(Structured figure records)
────────
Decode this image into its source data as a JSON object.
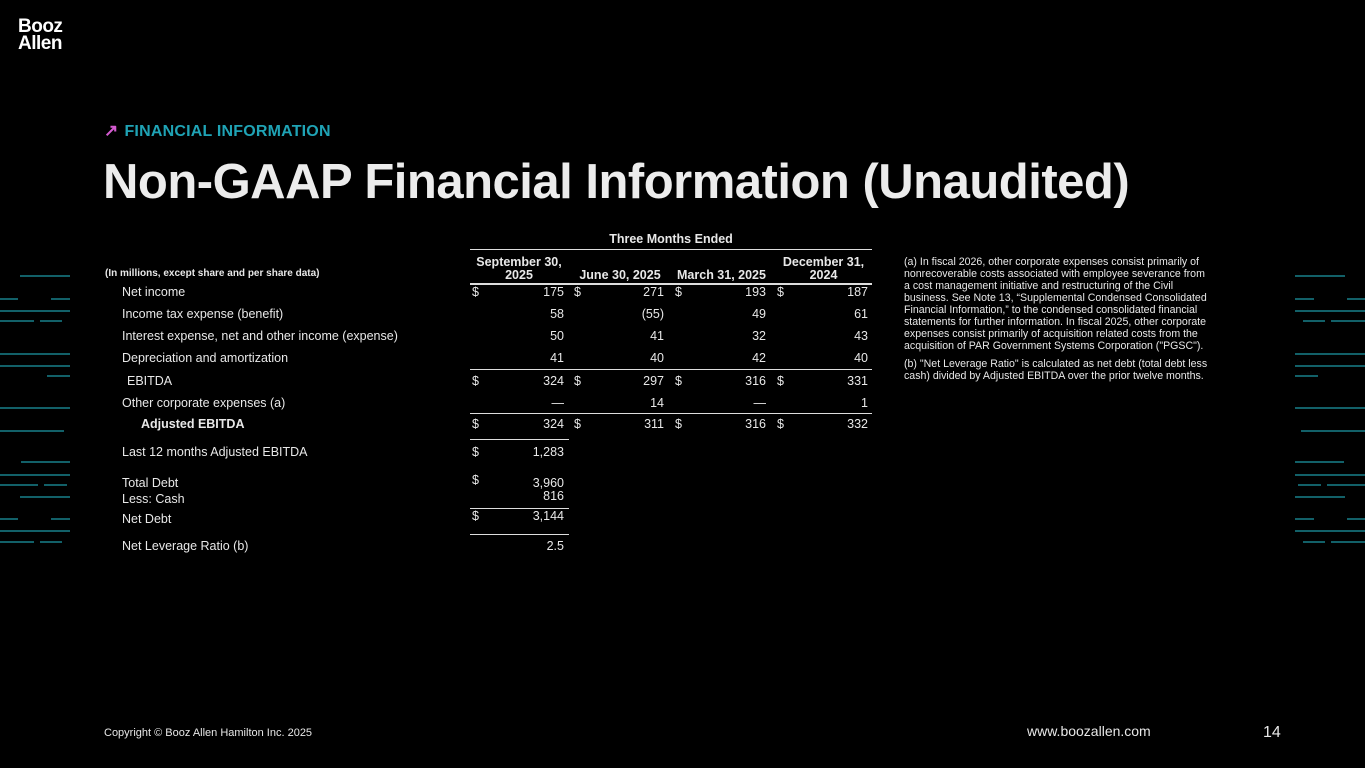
{
  "logo": {
    "line1": "Booz",
    "line2": "Allen"
  },
  "header": {
    "eyebrow": "FINANCIAL INFORMATION",
    "title": "Non-GAAP Financial Information (Unaudited)"
  },
  "colors": {
    "eyebrow": "#1fa3b5",
    "arrow": "#d45bd0",
    "decor_lines": "#1e9aa6",
    "background": "#000000"
  },
  "table": {
    "group_header": "Three Months Ended",
    "units_label": "(In millions, except share and per share data)",
    "columns": [
      "September 30, 2025",
      "June 30, 2025",
      "March 31, 2025",
      "December 31, 2024"
    ],
    "rows": [
      {
        "label": "Net income",
        "values": [
          "175",
          "271",
          "193",
          "187"
        ],
        "dollar": true
      },
      {
        "label": "Income tax expense (benefit)",
        "values": [
          "58",
          "(55)",
          "49",
          "61"
        ]
      },
      {
        "label": "Interest expense, net and other income (expense)",
        "values": [
          "50",
          "41",
          "32",
          "43"
        ]
      },
      {
        "label": "Depreciation and amortization",
        "values": [
          "41",
          "40",
          "42",
          "40"
        ]
      },
      {
        "label": "EBITDA",
        "values": [
          "324",
          "297",
          "316",
          "331"
        ],
        "dollar": true,
        "indent": true
      },
      {
        "label": "Other corporate expenses (a)",
        "values": [
          "—",
          "14",
          "—",
          "1"
        ]
      },
      {
        "label": "Adjusted EBITDA",
        "values": [
          "324",
          "311",
          "316",
          "332"
        ],
        "dollar": true,
        "indent": true,
        "bold": true
      },
      {
        "label": "Last 12 months Adjusted EBITDA",
        "values": [
          "1,283"
        ],
        "dollar": true
      },
      {
        "label": "Total Debt",
        "values": [
          "3,960"
        ],
        "dollar": true
      },
      {
        "label": "Less: Cash",
        "values": [
          "816"
        ]
      },
      {
        "label": "Net Debt",
        "values": [
          "3,144"
        ],
        "dollar": true
      },
      {
        "label": "Net Leverage Ratio (b)",
        "values": [
          "2.5"
        ]
      }
    ],
    "currency_symbol": "$"
  },
  "notes": [
    "(a) In fiscal 2026, other corporate expenses consist primarily of nonrecoverable costs associated with employee severance from a cost management initiative and restructuring of the Civil business. See Note 13, “Supplemental Condensed Consolidated Financial Information,” to the condensed consolidated financial statements for further information. In fiscal 2025, other corporate expenses consist primarily of acquisition related costs from the acquisition of PAR Government Systems Corporation (\"PGSC\").",
    "(b) \"Net Leverage Ratio\" is calculated as net debt (total debt less cash) divided by Adjusted EBITDA over the prior twelve months."
  ],
  "footer": {
    "copyright": "Copyright © Booz Allen Hamilton Inc. 2025",
    "website": "www.boozallen.com",
    "page_number": "14"
  }
}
────────
Each record must be quoted in full and exactly. Do not include the pictures.

Decode this image into its source data as a JSON object.
{
  "logo": {
    "line1": "Booz",
    "line2": "Allen"
  },
  "header": {
    "eyebrow": "FINANCIAL INFORMATION",
    "title": "Non-GAAP Financial Information (Unaudited)"
  },
  "colors": {
    "eyebrow": "#1fa3b5",
    "arrow": "#d45bd0",
    "decor_lines": "#1e9aa6",
    "background": "#000000"
  },
  "table": {
    "group_header": "Three Months Ended",
    "units_label": "(In millions, except share and per share data)",
    "columns": [
      "September 30, 2025",
      "June 30, 2025",
      "March 31, 2025",
      "December 31, 2024"
    ],
    "rows": [
      {
        "label": "Net income",
        "values": [
          "175",
          "271",
          "193",
          "187"
        ],
        "dollar": true
      },
      {
        "label": "Income tax expense (benefit)",
        "values": [
          "58",
          "(55)",
          "49",
          "61"
        ]
      },
      {
        "label": "Interest expense, net and other income (expense)",
        "values": [
          "50",
          "41",
          "32",
          "43"
        ]
      },
      {
        "label": "Depreciation and amortization",
        "values": [
          "41",
          "40",
          "42",
          "40"
        ]
      },
      {
        "label": "EBITDA",
        "values": [
          "324",
          "297",
          "316",
          "331"
        ],
        "dollar": true,
        "indent": true
      },
      {
        "label": "Other corporate expenses (a)",
        "values": [
          "—",
          "14",
          "—",
          "1"
        ]
      },
      {
        "label": "Adjusted EBITDA",
        "values": [
          "324",
          "311",
          "316",
          "332"
        ],
        "dollar": true,
        "indent": true,
        "bold": true
      },
      {
        "label": "Last 12 months Adjusted EBITDA",
        "values": [
          "1,283"
        ],
        "dollar": true
      },
      {
        "label": "Total Debt",
        "values": [
          "3,960"
        ],
        "dollar": true
      },
      {
        "label": "Less: Cash",
        "values": [
          "816"
        ]
      },
      {
        "label": "Net Debt",
        "values": [
          "3,144"
        ],
        "dollar": true
      },
      {
        "label": "Net Leverage Ratio (b)",
        "values": [
          "2.5"
        ]
      }
    ],
    "currency_symbol": "$"
  },
  "notes": [
    "(a) In fiscal 2026, other corporate expenses consist primarily of nonrecoverable costs associated with employee severance from a cost management initiative and restructuring of the Civil business. See Note 13, “Supplemental Condensed Consolidated Financial Information,” to the condensed consolidated financial statements for further information. In fiscal 2025, other corporate expenses consist primarily of acquisition related costs from the acquisition of PAR Government Systems Corporation (\"PGSC\").",
    "(b) \"Net Leverage Ratio\" is calculated as net debt (total debt less cash) divided by Adjusted EBITDA over the prior twelve months."
  ],
  "footer": {
    "copyright": "Copyright © Booz Allen Hamilton Inc. 2025",
    "website": "www.boozallen.com",
    "page_number": "14"
  }
}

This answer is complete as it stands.